> _REQUIRED TASK_
For the listing below, give the count of lines containing "name", and no other text.

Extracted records

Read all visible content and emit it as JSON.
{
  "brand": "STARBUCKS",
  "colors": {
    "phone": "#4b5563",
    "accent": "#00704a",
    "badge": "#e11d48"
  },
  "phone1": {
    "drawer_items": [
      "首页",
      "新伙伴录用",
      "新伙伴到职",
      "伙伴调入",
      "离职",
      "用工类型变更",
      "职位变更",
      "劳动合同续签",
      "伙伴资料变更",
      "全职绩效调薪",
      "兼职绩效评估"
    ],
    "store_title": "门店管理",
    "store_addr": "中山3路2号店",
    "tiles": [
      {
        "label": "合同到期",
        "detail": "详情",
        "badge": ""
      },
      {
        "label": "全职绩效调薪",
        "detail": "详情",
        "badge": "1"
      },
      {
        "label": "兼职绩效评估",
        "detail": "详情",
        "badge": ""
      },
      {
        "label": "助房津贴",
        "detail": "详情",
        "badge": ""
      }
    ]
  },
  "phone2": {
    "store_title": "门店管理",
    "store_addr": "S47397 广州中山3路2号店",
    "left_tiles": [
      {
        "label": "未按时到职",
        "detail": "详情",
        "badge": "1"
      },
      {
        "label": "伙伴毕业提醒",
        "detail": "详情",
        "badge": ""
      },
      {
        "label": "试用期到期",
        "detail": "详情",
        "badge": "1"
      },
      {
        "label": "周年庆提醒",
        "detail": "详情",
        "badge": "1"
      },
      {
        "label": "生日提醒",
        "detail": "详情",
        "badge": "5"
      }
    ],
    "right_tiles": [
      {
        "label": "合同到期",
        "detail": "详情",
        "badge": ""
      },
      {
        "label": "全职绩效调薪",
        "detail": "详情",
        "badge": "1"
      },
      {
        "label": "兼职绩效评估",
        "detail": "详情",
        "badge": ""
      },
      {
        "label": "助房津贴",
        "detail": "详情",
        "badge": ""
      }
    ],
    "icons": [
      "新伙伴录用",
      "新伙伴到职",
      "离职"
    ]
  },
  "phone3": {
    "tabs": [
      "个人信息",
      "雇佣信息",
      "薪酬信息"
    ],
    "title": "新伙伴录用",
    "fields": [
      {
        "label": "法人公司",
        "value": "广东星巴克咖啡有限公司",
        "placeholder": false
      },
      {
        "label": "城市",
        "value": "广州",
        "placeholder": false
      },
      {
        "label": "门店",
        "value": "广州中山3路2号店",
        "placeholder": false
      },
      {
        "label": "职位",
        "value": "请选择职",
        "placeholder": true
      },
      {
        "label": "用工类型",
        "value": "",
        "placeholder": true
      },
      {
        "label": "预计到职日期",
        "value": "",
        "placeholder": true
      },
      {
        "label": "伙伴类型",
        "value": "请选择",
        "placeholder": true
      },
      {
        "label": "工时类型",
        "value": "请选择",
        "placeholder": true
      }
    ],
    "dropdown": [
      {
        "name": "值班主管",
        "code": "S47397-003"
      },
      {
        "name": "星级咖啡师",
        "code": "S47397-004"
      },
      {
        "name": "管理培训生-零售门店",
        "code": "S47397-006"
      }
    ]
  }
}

> _SOLUTION TO THIS EXERCISE_
3